[Do this] Provide the number of lines where the word "reddit" occurs, and no other text.

==================================================

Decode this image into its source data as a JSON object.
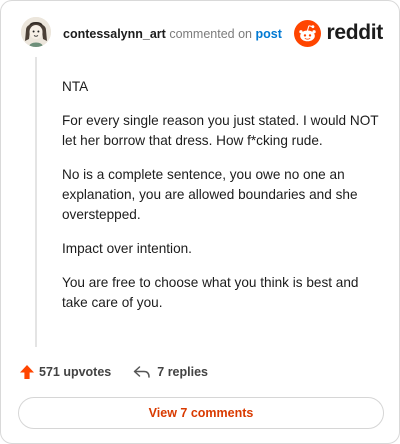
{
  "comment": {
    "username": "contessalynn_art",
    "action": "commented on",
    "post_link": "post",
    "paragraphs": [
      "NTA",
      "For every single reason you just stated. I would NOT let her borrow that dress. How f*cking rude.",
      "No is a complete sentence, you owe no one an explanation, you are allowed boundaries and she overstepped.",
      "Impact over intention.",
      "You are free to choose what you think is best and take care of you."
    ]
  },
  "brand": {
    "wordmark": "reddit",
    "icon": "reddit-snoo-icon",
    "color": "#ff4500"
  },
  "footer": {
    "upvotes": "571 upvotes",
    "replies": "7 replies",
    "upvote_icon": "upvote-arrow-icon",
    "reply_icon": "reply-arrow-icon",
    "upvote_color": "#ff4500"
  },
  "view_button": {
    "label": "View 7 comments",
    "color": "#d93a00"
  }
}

==================================================

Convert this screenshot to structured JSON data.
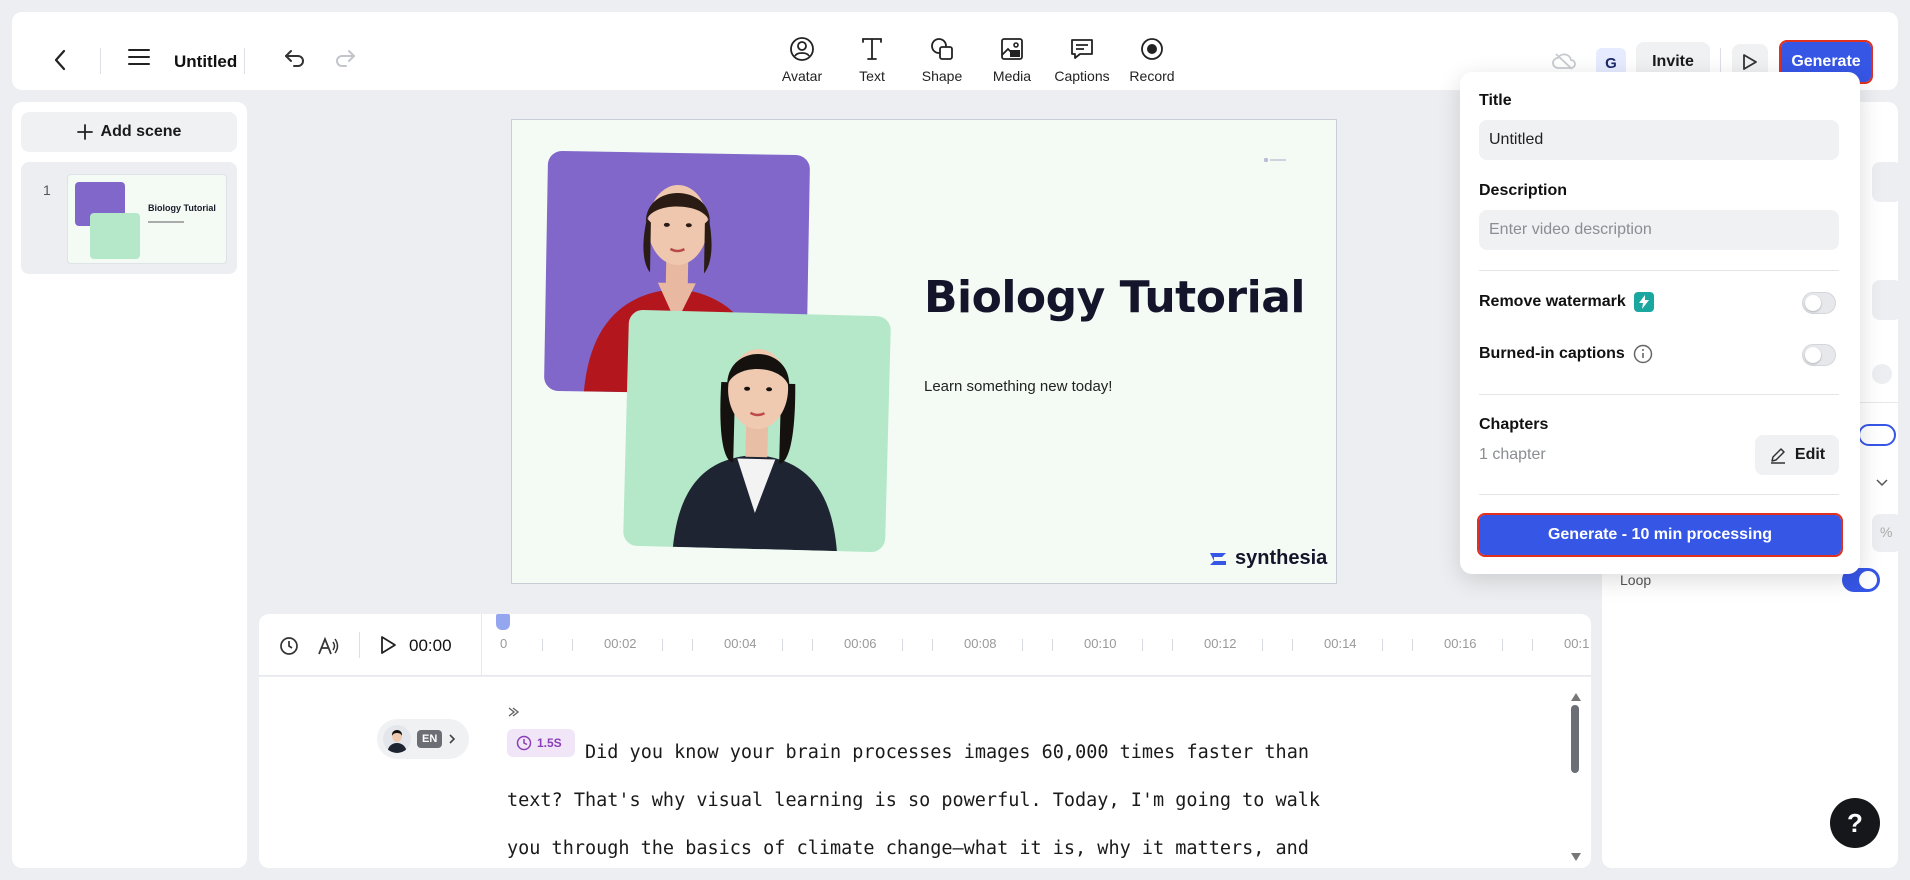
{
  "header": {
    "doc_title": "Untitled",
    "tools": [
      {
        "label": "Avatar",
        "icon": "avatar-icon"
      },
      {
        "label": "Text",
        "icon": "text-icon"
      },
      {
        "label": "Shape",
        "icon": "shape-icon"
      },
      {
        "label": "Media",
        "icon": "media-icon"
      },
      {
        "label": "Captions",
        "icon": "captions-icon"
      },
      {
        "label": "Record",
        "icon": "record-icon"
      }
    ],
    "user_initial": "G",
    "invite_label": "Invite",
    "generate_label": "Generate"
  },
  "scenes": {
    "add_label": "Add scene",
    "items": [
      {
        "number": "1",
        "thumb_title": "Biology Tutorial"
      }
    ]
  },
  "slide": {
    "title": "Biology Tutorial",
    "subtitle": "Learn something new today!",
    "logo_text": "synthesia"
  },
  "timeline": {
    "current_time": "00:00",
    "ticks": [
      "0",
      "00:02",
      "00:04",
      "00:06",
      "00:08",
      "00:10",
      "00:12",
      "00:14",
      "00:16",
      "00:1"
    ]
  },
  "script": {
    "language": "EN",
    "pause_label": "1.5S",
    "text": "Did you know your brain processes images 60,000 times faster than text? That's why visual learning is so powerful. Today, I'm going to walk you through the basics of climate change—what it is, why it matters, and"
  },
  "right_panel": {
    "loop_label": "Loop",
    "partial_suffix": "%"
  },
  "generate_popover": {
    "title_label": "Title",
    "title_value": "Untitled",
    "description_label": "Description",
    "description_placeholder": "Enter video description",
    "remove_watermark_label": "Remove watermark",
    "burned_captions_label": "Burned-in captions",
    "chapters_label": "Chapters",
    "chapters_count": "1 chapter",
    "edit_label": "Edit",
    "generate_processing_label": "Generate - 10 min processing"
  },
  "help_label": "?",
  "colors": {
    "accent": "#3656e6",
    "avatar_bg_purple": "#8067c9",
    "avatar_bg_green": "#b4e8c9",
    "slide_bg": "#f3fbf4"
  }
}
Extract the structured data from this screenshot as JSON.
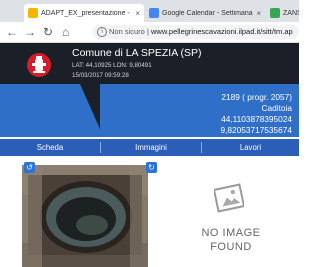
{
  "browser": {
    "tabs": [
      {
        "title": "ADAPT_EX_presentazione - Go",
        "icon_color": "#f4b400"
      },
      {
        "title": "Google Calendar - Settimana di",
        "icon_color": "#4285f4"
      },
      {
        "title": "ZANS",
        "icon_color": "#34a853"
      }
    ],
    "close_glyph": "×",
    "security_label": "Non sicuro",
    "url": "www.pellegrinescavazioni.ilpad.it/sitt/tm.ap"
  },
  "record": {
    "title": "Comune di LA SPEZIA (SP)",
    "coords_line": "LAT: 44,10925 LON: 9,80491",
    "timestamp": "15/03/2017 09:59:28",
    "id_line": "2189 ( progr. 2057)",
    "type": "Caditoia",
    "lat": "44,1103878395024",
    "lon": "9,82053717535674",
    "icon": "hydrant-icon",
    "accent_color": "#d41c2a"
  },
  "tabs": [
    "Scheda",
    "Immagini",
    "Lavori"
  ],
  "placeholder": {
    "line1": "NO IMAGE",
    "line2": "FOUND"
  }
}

==================================================

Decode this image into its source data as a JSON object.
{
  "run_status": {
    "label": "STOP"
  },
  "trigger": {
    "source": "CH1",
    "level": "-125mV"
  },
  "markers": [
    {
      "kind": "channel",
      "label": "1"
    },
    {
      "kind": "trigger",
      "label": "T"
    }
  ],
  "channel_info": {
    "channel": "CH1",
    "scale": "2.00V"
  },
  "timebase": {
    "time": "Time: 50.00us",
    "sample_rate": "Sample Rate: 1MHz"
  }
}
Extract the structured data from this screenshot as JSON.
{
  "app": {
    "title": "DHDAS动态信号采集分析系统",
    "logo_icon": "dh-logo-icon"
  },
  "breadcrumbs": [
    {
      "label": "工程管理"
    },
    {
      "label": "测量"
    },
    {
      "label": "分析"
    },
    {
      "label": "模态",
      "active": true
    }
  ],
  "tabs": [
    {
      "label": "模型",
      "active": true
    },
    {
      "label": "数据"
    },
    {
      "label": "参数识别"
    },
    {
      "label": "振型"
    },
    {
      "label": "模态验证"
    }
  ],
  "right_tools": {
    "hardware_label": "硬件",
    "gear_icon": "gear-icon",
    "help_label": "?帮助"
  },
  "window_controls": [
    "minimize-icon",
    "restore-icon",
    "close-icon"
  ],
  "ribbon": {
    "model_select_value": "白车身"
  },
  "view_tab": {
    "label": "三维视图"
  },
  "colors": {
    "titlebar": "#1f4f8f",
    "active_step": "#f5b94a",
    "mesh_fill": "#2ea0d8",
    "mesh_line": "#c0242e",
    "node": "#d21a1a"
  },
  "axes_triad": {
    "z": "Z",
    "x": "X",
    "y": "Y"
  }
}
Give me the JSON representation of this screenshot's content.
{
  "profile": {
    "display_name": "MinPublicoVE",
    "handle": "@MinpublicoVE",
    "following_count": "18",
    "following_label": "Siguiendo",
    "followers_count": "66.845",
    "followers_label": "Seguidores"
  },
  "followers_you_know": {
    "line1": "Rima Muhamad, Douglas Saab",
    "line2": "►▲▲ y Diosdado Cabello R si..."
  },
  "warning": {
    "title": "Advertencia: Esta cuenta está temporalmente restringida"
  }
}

==================================================

[Response below] 2